- [WORK INSTRUCTIONS] Pull out each line of the records holding the string "frac".

-*-*-

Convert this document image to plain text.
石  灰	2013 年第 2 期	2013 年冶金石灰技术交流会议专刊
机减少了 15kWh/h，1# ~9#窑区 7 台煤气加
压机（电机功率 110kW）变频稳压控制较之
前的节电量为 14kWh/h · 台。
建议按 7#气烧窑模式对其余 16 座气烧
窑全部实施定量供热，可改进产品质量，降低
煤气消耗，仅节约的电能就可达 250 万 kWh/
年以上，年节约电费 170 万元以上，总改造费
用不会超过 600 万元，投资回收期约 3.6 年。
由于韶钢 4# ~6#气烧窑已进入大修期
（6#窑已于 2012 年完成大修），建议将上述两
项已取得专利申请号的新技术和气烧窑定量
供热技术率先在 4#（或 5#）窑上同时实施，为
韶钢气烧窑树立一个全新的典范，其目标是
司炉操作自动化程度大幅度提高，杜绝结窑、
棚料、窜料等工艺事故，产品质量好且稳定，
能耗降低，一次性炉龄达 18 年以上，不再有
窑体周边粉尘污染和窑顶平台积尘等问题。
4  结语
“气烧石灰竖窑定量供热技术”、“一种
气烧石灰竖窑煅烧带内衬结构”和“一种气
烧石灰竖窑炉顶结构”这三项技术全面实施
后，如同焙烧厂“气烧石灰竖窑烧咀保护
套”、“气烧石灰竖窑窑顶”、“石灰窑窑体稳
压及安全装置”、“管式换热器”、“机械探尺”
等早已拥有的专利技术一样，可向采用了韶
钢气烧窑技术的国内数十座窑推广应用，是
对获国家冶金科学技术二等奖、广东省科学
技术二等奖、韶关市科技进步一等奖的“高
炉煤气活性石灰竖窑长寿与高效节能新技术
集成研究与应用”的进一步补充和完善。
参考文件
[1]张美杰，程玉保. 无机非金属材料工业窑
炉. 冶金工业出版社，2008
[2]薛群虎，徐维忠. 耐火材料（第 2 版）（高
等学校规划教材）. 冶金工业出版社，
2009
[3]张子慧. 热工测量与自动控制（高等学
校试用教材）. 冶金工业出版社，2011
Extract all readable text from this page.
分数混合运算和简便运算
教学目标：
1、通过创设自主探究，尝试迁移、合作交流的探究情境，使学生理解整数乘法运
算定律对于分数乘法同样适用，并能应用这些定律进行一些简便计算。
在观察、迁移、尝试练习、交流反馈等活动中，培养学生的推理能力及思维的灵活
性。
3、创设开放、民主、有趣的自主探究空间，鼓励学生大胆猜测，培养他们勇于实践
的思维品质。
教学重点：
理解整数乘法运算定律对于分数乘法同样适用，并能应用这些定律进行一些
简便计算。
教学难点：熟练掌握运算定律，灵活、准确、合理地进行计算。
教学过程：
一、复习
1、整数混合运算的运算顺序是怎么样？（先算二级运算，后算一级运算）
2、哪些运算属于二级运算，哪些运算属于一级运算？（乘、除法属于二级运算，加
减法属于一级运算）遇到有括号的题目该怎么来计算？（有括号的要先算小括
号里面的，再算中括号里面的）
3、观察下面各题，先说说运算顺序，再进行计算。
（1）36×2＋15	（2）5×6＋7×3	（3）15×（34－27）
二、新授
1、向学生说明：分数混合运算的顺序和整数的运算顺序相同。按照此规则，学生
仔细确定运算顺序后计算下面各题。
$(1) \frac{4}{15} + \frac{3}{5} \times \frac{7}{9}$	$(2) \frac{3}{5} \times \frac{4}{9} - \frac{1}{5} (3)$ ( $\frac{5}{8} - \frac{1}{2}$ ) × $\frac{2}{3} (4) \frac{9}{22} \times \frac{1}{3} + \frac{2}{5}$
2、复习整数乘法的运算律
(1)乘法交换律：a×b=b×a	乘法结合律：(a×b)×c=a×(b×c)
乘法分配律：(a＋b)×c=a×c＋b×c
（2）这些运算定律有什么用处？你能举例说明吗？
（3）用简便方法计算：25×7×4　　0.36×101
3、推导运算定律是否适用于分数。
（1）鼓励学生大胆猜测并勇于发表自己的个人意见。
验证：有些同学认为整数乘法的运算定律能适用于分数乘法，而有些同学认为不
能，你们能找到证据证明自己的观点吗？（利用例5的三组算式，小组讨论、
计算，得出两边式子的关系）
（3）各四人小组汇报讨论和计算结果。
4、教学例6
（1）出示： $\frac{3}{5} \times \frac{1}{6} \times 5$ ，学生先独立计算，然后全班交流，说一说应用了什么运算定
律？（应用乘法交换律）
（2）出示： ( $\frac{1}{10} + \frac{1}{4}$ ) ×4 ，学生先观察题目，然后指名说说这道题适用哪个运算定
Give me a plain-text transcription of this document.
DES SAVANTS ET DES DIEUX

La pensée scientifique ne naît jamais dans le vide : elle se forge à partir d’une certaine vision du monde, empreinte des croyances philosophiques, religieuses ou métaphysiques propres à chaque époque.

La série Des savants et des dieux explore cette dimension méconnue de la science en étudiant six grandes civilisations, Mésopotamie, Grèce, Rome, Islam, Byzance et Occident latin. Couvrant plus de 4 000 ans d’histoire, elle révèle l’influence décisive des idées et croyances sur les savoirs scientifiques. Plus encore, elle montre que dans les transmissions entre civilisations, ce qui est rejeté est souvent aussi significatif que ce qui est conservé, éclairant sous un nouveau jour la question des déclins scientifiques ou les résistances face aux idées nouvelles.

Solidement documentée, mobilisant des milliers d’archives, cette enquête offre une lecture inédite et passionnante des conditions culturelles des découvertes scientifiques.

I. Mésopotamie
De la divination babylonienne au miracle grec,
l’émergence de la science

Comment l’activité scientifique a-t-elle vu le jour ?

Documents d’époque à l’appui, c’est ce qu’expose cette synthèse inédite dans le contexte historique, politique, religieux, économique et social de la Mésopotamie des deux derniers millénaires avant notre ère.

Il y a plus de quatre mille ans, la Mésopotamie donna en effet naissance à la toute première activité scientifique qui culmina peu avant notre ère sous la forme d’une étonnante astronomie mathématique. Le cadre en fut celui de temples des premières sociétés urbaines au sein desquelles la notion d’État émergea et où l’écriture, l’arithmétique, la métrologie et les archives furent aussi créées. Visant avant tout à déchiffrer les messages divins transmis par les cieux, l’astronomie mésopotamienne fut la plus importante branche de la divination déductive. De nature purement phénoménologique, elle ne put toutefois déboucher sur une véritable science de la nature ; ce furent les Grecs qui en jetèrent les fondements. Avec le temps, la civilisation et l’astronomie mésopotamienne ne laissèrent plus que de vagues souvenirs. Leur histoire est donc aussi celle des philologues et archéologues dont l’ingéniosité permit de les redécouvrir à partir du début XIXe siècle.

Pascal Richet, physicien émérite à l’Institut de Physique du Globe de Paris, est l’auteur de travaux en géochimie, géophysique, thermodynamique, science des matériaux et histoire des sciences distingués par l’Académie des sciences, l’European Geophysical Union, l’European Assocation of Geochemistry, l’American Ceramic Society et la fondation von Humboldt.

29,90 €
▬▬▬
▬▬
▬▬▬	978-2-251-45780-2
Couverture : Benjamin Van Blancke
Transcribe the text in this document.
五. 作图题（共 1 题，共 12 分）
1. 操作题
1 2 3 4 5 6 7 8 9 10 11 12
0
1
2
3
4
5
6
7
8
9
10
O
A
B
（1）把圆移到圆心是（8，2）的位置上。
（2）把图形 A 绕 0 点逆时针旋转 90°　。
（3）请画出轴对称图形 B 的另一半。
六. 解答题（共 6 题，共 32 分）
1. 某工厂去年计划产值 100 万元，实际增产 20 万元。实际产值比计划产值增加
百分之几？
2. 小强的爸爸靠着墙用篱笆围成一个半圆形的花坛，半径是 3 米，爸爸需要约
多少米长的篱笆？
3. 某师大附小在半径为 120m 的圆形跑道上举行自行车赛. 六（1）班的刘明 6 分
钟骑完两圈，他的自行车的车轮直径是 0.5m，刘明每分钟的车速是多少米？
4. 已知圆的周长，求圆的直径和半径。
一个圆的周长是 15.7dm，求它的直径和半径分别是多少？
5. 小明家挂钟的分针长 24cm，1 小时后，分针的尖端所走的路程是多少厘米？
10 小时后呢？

-*-*-

- [CORRECT ANSWER]
$(1) \frac{4}{15} + \frac{3}{5} \times \frac{7}{9}$	$(2) \frac{3}{5} \times \frac{4}{9} - \frac{1}{5} (3)$ ( $\frac{5}{8} - \frac{1}{2}$ ) × $\frac{2}{3} (4) \frac{9}{22} \times \frac{1}{3} + \frac{2}{5}$
（1）出示： $\frac{3}{5} \times \frac{1}{6} \times 5$ ，学生先独立计算，然后全班交流，说一说应用了什么运算定
（2）出示： ( $\frac{1}{10} + \frac{1}{4}$ ) ×4 ，学生先观察题目，然后指名说说这道题适用哪个运算定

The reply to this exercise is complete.